━━━ Data records
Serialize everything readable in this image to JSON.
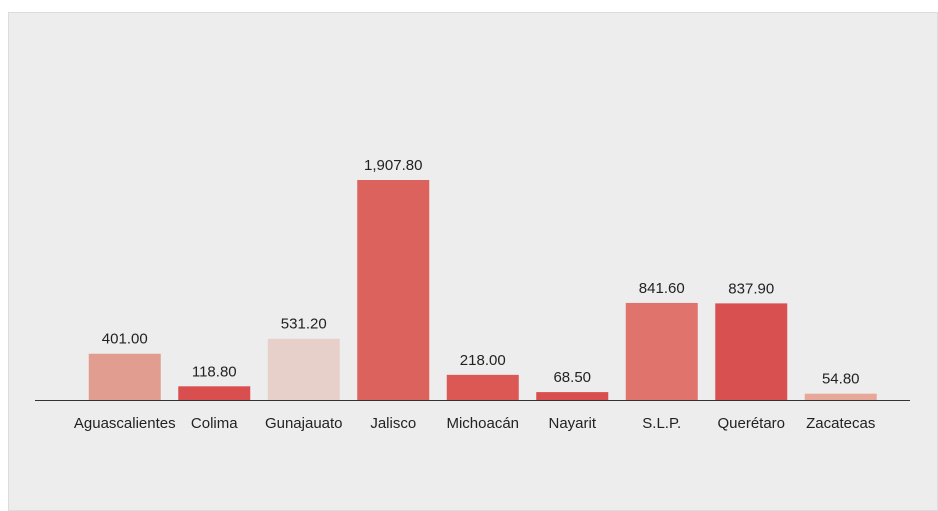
{
  "chart_data": {
    "type": "bar",
    "categories": [
      "Aguascalientes",
      "Colima",
      "Gunajauato",
      "Jalisco",
      "Michoacán",
      "Nayarit",
      "S.L.P.",
      "Querétaro",
      "Zacatecas"
    ],
    "values": [
      401.0,
      118.8,
      531.2,
      1907.8,
      218.0,
      68.5,
      841.6,
      837.9,
      54.8
    ],
    "value_labels": [
      "401.00",
      "118.80",
      "531.20",
      "1,907.80",
      "218.00",
      "68.50",
      "841.60",
      "837.90",
      "54.80"
    ],
    "colors": [
      "#e19d90",
      "#d94f4f",
      "#e8d0ca",
      "#dc625e",
      "#db5854",
      "#d94f4f",
      "#e0736c",
      "#d95050",
      "#e7a89b"
    ]
  }
}
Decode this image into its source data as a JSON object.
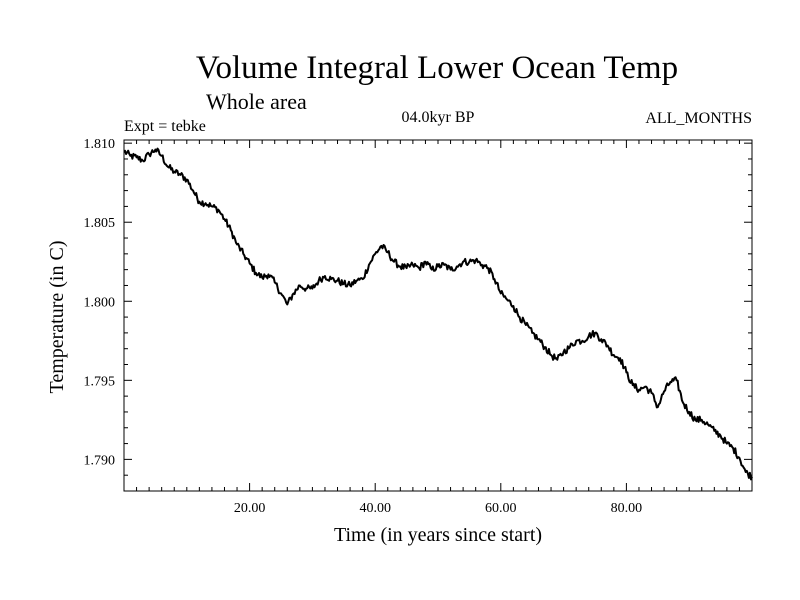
━━━━━━
Repeat all of the records verbatim, leaving out the pictures.

Serialize everything readable in this image to JSON.
{
  "chart_data": {
    "type": "bar",
    "categories": [
      "Aguascalientes",
      "Colima",
      "Gunajauato",
      "Jalisco",
      "Michoacán",
      "Nayarit",
      "S.L.P.",
      "Querétaro",
      "Zacatecas"
    ],
    "values": [
      401.0,
      118.8,
      531.2,
      1907.8,
      218.0,
      68.5,
      841.6,
      837.9,
      54.8
    ],
    "value_labels": [
      "401.00",
      "118.80",
      "531.20",
      "1,907.80",
      "218.00",
      "68.50",
      "841.60",
      "837.90",
      "54.80"
    ],
    "colors": [
      "#e19d90",
      "#d94f4f",
      "#e8d0ca",
      "#dc625e",
      "#db5854",
      "#d94f4f",
      "#e0736c",
      "#d95050",
      "#e7a89b"
    ]
  }
}
Decode this image into its source data as a JSON object.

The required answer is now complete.